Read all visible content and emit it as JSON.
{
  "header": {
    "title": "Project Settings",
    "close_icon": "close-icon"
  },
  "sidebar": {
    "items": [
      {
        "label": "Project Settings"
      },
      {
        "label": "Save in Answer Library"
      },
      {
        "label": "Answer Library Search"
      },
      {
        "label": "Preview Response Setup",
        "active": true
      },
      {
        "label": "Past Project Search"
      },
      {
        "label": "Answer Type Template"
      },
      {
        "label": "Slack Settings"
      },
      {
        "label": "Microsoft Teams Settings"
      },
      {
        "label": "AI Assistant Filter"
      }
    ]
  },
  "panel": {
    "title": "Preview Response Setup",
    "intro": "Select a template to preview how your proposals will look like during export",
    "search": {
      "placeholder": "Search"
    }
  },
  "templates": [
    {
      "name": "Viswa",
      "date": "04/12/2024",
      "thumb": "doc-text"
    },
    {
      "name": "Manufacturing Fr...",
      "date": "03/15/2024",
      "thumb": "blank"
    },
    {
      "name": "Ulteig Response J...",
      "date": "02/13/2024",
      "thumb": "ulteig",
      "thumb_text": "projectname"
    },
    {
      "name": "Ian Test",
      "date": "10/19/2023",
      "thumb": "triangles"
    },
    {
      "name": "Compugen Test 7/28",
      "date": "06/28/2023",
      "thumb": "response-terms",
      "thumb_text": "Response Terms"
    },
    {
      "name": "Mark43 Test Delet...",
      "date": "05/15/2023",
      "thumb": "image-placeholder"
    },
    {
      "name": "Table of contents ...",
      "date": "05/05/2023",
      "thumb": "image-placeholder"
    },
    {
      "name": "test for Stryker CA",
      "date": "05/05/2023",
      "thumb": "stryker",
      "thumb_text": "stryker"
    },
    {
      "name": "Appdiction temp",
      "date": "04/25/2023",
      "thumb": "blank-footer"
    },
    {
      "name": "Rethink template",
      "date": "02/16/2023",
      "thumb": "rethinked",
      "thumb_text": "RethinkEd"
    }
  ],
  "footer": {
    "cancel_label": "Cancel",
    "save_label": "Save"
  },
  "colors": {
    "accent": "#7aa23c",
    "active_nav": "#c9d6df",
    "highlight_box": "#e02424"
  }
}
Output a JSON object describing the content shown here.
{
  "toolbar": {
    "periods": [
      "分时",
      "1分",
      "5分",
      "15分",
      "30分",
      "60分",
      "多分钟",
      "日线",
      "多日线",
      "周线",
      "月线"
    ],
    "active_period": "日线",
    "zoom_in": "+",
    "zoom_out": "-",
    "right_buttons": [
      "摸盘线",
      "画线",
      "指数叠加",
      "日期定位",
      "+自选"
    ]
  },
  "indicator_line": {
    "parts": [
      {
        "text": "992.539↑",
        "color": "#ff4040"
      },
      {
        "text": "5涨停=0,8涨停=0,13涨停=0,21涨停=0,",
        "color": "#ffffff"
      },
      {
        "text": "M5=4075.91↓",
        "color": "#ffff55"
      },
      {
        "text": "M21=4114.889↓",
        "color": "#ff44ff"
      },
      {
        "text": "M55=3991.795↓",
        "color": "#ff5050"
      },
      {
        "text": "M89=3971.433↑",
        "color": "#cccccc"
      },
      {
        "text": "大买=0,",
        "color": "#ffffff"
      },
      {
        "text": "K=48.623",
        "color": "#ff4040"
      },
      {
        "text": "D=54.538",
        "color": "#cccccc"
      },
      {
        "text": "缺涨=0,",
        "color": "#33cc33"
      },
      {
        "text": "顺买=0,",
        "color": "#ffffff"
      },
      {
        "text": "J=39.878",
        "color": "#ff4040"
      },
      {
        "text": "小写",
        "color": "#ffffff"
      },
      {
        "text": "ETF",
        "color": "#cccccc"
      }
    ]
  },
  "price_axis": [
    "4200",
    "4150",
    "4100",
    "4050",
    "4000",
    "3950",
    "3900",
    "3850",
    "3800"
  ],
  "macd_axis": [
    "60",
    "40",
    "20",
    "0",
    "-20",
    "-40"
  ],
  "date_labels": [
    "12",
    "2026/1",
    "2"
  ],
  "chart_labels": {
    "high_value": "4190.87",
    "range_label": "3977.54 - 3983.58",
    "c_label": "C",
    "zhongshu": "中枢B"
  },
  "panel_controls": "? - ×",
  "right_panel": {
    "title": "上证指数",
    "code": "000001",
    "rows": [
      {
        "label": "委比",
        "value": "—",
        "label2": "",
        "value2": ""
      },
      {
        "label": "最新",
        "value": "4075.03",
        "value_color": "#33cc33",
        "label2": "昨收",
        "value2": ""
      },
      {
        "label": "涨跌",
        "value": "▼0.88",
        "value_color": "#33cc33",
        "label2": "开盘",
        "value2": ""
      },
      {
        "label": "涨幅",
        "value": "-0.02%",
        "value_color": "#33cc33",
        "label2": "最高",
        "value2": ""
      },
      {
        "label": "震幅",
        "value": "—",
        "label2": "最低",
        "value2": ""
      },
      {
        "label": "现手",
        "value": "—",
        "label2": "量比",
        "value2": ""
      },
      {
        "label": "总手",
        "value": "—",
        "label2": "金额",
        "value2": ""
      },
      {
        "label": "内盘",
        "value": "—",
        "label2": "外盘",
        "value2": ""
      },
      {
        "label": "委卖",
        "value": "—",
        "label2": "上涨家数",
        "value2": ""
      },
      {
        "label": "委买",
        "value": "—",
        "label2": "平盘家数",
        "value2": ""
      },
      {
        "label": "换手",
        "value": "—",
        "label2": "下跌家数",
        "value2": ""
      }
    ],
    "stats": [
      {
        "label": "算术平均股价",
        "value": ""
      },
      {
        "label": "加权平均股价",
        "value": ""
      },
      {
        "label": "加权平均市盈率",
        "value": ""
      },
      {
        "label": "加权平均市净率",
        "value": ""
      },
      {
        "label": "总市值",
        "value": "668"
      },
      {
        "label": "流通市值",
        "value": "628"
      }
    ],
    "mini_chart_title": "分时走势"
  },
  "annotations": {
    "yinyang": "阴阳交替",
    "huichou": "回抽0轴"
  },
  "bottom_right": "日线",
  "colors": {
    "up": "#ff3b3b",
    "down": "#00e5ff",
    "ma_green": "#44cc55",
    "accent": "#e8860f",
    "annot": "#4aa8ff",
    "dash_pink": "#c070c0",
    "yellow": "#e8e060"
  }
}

What to produce: Quote the data in full, keeping each word unchanged.

Exercise result:
Read all visible content and emit it as JSON.
{
  "header": {
    "title": "Project Settings",
    "close_icon": "close-icon"
  },
  "sidebar": {
    "items": [
      {
        "label": "Project Settings"
      },
      {
        "label": "Save in Answer Library"
      },
      {
        "label": "Answer Library Search"
      },
      {
        "label": "Preview Response Setup",
        "active": true
      },
      {
        "label": "Past Project Search"
      },
      {
        "label": "Answer Type Template"
      },
      {
        "label": "Slack Settings"
      },
      {
        "label": "Microsoft Teams Settings"
      },
      {
        "label": "AI Assistant Filter"
      }
    ]
  },
  "panel": {
    "title": "Preview Response Setup",
    "intro": "Select a template to preview how your proposals will look like during export",
    "search": {
      "placeholder": "Search"
    }
  },
  "templates": [
    {
      "name": "Viswa",
      "date": "04/12/2024",
      "thumb": "doc-text"
    },
    {
      "name": "Manufacturing Fr...",
      "date": "03/15/2024",
      "thumb": "blank"
    },
    {
      "name": "Ulteig Response J...",
      "date": "02/13/2024",
      "thumb": "ulteig",
      "thumb_text": "projectname"
    },
    {
      "name": "Ian Test",
      "date": "10/19/2023",
      "thumb": "triangles"
    },
    {
      "name": "Compugen Test 7/28",
      "date": "06/28/2023",
      "thumb": "response-terms",
      "thumb_text": "Response Terms"
    },
    {
      "name": "Mark43 Test Delet...",
      "date": "05/15/2023",
      "thumb": "image-placeholder"
    },
    {
      "name": "Table of contents ...",
      "date": "05/05/2023",
      "thumb": "image-placeholder"
    },
    {
      "name": "test for Stryker CA",
      "date": "05/05/2023",
      "thumb": "stryker",
      "thumb_text": "stryker"
    },
    {
      "name": "Appdiction temp",
      "date": "04/25/2023",
      "thumb": "blank-footer"
    },
    {
      "name": "Rethink template",
      "date": "02/16/2023",
      "thumb": "rethinked",
      "thumb_text": "RethinkEd"
    }
  ],
  "footer": {
    "cancel_label": "Cancel",
    "save_label": "Save"
  },
  "colors": {
    "accent": "#7aa23c",
    "active_nav": "#c9d6df",
    "highlight_box": "#e02424"
  }
}
Output a JSON object describing the content shown here.
{
  "toolbar": {
    "periods": [
      "分时",
      "1分",
      "5分",
      "15分",
      "30分",
      "60分",
      "多分钟",
      "日线",
      "多日线",
      "周线",
      "月线"
    ],
    "active_period": "日线",
    "zoom_in": "+",
    "zoom_out": "-",
    "right_buttons": [
      "摸盘线",
      "画线",
      "指数叠加",
      "日期定位",
      "+自选"
    ]
  },
  "indicator_line": {
    "parts": [
      {
        "text": "992.539↑",
        "color": "#ff4040"
      },
      {
        "text": "5涨停=0,8涨停=0,13涨停=0,21涨停=0,",
        "color": "#ffffff"
      },
      {
        "text": "M5=4075.91↓",
        "color": "#ffff55"
      },
      {
        "text": "M21=4114.889↓",
        "color": "#ff44ff"
      },
      {
        "text": "M55=3991.795↓",
        "color": "#ff5050"
      },
      {
        "text": "M89=3971.433↑",
        "color": "#cccccc"
      },
      {
        "text": "大买=0,",
        "color": "#ffffff"
      },
      {
        "text": "K=48.623",
        "color": "#ff4040"
      },
      {
        "text": "D=54.538",
        "color": "#cccccc"
      },
      {
        "text": "缺涨=0,",
        "color": "#33cc33"
      },
      {
        "text": "顺买=0,",
        "color": "#ffffff"
      },
      {
        "text": "J=39.878",
        "color": "#ff4040"
      },
      {
        "text": "小写",
        "color": "#ffffff"
      },
      {
        "text": "ETF",
        "color": "#cccccc"
      }
    ]
  },
  "price_axis": [
    "4200",
    "4150",
    "4100",
    "4050",
    "4000",
    "3950",
    "3900",
    "3850",
    "3800"
  ],
  "macd_axis": [
    "60",
    "40",
    "20",
    "0",
    "-20",
    "-40"
  ],
  "date_labels": [
    "12",
    "2026/1",
    "2"
  ],
  "chart_labels": {
    "high_value": "4190.87",
    "range_label": "3977.54 - 3983.58",
    "c_label": "C",
    "zhongshu": "中枢B"
  },
  "panel_controls": "? - ×",
  "right_panel": {
    "title": "上证指数",
    "code": "000001",
    "rows": [
      {
        "label": "委比",
        "value": "—",
        "label2": "",
        "value2": ""
      },
      {
        "label": "最新",
        "value": "4075.03",
        "value_color": "#33cc33",
        "label2": "昨收",
        "value2": ""
      },
      {
        "label": "涨跌",
        "value": "▼0.88",
        "value_color": "#33cc33",
        "label2": "开盘",
        "value2": ""
      },
      {
        "label": "涨幅",
        "value": "-0.02%",
        "value_color": "#33cc33",
        "label2": "最高",
        "value2": ""
      },
      {
        "label": "震幅",
        "value": "—",
        "label2": "最低",
        "value2": ""
      },
      {
        "label": "现手",
        "value": "—",
        "label2": "量比",
        "value2": ""
      },
      {
        "label": "总手",
        "value": "—",
        "label2": "金额",
        "value2": ""
      },
      {
        "label": "内盘",
        "value": "—",
        "label2": "外盘",
        "value2": ""
      },
      {
        "label": "委卖",
        "value": "—",
        "label2": "上涨家数",
        "value2": ""
      },
      {
        "label": "委买",
        "value": "—",
        "label2": "平盘家数",
        "value2": ""
      },
      {
        "label": "换手",
        "value": "—",
        "label2": "下跌家数",
        "value2": ""
      }
    ],
    "stats": [
      {
        "label": "算术平均股价",
        "value": ""
      },
      {
        "label": "加权平均股价",
        "value": ""
      },
      {
        "label": "加权平均市盈率",
        "value": ""
      },
      {
        "label": "加权平均市净率",
        "value": ""
      },
      {
        "label": "总市值",
        "value": "668"
      },
      {
        "label": "流通市值",
        "value": "628"
      }
    ],
    "mini_chart_title": "分时走势"
  },
  "annotations": {
    "yinyang": "阴阳交替",
    "huichou": "回抽0轴"
  },
  "bottom_right": "日线",
  "colors": {
    "up": "#ff3b3b",
    "down": "#00e5ff",
    "ma_green": "#44cc55",
    "accent": "#e8860f",
    "annot": "#4aa8ff",
    "dash_pink": "#c070c0",
    "yellow": "#e8e060"
  }
}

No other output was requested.